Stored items
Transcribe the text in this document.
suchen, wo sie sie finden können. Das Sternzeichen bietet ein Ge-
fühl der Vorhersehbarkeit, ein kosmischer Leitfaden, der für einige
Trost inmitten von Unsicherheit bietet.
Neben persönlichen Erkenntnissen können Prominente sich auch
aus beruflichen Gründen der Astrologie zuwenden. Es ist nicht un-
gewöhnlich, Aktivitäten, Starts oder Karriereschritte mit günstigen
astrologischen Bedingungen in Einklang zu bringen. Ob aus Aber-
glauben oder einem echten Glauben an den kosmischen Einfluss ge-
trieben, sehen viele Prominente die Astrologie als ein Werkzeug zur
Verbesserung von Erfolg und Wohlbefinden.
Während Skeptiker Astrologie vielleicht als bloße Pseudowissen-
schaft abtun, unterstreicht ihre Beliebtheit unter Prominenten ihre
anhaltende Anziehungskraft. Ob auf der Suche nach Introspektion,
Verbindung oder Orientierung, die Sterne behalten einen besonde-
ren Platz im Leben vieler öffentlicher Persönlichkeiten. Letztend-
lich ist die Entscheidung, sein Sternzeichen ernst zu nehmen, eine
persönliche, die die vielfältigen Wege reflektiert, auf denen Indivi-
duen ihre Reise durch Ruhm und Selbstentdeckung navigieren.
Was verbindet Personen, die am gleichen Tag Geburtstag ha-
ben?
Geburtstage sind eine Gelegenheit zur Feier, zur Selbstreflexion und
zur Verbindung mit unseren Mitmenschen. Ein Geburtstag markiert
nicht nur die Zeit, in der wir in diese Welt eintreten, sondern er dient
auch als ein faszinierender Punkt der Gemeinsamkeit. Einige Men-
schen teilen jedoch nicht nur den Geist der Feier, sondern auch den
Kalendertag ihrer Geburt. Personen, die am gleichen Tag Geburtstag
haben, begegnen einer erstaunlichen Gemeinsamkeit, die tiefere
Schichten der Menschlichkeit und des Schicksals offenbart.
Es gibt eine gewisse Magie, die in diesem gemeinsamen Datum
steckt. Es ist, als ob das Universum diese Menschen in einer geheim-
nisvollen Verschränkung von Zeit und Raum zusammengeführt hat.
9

Exercise instructions: Which lines of the data above contain "Astrologie"? Copy each one.

The completed task:
aus beruflichen Gründen der Astrologie zuwenden. Es ist nicht un-
trieben, sehen viele Prominente die Astrologie als ein Werkzeug zur
Während Skeptiker Astrologie vielleicht als bloße Pseudowissen-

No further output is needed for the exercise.